__Exercise description__: Check each line of the material below, and copy it if it holds the string "Integrations".

Stored items
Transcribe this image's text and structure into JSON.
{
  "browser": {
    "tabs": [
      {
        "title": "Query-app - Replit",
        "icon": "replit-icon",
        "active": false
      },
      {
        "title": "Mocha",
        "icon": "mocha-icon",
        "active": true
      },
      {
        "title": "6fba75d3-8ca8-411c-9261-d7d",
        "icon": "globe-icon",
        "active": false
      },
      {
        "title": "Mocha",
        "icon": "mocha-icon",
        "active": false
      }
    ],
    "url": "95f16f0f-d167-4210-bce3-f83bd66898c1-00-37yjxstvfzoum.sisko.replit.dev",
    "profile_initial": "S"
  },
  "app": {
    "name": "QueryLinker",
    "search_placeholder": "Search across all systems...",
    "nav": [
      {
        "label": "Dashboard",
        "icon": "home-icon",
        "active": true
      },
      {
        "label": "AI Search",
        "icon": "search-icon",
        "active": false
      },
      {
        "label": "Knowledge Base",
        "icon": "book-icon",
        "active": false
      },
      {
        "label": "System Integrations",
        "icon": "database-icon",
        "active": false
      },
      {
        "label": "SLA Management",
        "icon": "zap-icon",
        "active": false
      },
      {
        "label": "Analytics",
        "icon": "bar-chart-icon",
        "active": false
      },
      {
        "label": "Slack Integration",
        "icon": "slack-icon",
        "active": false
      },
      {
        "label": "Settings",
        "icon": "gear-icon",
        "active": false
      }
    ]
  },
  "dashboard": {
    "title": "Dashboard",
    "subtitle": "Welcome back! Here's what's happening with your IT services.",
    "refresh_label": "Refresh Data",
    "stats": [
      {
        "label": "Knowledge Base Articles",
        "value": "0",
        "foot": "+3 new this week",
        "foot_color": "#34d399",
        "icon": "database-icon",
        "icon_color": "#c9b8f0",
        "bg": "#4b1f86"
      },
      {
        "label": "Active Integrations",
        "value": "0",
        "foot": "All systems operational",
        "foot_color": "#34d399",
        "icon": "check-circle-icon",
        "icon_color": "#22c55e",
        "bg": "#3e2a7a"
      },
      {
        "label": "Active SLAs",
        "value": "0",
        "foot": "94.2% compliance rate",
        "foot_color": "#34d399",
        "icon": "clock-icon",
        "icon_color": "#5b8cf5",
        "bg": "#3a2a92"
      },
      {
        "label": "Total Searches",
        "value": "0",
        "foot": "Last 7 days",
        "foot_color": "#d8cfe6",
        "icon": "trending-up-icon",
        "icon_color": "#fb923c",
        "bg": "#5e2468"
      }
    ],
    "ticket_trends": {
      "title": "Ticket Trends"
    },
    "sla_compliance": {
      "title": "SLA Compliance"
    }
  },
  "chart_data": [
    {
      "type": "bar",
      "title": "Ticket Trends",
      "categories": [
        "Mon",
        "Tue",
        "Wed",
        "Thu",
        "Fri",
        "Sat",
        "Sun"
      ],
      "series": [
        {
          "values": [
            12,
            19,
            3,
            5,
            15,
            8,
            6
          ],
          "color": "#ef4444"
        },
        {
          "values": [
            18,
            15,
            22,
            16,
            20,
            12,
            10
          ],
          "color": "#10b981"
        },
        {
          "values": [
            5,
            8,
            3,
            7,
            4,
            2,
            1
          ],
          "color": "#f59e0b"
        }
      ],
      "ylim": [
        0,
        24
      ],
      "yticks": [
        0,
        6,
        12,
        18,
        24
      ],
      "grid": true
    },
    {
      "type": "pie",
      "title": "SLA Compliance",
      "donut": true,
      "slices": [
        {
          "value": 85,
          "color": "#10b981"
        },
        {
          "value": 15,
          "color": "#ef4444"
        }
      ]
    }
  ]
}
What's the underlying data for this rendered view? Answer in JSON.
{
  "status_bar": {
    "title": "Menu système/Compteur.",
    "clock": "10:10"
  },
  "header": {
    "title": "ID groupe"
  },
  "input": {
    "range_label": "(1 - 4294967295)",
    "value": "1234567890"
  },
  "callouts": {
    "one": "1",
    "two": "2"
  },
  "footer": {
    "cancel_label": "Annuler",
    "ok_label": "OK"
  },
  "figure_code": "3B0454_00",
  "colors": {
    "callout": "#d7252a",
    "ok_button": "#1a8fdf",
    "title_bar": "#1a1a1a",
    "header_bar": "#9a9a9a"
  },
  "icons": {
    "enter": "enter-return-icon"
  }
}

__Result for this exercise__:
        "label": "System Integrations",
        "label": "Active Integrations",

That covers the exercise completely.